Start of Provided records

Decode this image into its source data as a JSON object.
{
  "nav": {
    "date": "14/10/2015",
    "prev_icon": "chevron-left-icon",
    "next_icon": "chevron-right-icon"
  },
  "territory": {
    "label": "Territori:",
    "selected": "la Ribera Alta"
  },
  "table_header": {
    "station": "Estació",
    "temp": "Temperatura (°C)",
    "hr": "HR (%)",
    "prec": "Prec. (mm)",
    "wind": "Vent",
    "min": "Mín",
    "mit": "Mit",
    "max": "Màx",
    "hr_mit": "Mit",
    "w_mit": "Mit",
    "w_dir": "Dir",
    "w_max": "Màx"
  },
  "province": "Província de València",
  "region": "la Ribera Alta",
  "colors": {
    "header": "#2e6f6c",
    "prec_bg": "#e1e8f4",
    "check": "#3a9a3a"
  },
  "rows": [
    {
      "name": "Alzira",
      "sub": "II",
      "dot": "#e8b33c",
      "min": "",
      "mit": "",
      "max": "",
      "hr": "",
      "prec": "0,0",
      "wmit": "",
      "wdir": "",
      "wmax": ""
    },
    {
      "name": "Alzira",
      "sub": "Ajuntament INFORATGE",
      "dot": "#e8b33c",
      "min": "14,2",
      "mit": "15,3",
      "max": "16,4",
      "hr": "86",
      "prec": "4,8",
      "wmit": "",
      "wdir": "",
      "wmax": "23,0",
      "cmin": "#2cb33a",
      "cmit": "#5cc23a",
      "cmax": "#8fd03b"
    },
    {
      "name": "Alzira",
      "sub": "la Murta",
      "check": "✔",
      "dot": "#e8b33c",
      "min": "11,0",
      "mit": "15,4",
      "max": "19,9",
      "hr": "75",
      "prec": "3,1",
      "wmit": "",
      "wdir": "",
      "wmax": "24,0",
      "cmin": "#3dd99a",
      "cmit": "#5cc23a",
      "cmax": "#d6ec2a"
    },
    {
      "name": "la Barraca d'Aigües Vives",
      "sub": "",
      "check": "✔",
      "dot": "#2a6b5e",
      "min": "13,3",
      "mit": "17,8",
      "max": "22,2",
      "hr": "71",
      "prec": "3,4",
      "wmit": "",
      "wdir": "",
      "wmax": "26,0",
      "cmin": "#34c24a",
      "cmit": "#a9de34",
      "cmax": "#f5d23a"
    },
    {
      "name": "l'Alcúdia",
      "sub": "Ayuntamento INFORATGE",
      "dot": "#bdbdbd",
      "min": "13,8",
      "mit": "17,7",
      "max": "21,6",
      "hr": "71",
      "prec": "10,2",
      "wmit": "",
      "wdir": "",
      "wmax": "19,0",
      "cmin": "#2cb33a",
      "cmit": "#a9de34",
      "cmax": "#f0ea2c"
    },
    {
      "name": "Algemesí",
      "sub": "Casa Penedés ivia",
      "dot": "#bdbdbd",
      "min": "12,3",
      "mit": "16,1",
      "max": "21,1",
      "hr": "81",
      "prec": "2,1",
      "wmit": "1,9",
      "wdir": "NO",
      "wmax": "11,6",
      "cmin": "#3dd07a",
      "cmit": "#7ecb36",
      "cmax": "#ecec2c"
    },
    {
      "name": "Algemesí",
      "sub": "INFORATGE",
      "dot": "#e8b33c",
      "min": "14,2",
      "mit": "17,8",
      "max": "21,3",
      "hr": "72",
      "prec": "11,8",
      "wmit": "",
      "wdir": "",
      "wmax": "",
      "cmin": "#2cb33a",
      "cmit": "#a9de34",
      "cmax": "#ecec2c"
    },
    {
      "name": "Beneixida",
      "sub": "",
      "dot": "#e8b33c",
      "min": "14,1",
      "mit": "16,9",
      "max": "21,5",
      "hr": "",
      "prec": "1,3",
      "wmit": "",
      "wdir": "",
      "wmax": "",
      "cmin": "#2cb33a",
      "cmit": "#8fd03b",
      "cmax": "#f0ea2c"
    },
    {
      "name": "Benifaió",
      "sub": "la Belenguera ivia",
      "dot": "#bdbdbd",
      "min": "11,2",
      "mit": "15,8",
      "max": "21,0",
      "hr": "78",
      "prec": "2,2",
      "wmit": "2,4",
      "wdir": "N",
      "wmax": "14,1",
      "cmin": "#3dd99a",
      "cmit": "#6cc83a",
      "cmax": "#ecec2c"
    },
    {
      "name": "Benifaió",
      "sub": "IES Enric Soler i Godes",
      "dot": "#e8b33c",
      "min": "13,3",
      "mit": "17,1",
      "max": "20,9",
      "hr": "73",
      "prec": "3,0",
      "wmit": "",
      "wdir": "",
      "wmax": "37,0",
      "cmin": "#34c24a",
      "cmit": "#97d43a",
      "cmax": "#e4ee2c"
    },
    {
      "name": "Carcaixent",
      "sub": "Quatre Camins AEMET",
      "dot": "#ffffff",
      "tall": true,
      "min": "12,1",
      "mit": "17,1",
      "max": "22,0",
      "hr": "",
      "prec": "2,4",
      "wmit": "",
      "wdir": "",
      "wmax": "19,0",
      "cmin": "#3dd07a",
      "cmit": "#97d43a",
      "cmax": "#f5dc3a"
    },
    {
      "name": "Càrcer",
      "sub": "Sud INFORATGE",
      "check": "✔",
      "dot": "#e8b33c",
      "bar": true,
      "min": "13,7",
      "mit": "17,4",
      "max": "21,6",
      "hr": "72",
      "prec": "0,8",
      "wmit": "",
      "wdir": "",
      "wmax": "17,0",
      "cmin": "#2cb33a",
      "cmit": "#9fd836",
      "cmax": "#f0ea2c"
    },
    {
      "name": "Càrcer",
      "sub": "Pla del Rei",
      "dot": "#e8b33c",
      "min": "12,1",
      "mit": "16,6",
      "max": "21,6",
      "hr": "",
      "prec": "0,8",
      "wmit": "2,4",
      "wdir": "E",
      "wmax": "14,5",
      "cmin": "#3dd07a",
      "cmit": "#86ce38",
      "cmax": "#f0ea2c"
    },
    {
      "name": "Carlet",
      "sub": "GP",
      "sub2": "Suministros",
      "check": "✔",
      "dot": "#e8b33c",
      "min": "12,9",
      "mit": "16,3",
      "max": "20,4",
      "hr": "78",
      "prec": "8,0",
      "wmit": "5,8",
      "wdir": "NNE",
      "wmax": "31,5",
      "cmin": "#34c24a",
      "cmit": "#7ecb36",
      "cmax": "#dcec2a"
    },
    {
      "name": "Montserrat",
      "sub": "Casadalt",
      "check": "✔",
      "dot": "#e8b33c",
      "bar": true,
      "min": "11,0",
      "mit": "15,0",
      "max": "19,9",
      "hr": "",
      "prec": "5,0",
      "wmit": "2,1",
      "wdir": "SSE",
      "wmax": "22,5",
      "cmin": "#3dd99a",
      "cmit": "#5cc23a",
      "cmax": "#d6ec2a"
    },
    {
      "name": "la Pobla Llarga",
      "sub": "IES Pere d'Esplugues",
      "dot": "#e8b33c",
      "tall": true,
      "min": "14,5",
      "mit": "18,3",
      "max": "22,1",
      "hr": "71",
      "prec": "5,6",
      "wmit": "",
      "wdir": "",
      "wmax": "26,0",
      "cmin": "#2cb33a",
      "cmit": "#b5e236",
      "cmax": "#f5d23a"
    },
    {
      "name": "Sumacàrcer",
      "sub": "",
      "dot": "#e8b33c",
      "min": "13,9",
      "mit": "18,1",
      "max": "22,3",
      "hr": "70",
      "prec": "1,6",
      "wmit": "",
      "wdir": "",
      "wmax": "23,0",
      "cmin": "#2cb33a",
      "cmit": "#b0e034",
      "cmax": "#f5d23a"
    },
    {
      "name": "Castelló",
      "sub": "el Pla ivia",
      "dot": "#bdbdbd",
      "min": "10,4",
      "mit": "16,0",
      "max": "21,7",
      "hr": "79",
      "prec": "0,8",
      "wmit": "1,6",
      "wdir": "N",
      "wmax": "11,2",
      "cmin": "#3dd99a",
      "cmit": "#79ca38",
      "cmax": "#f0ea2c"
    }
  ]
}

End of Provided records

Problem description
Filter the entries down to the lines containing "icon". Copy each of those lines.

Final answer
    "prev_icon": "chevron-left-icon",
    "next_icon": "chevron-right-icon"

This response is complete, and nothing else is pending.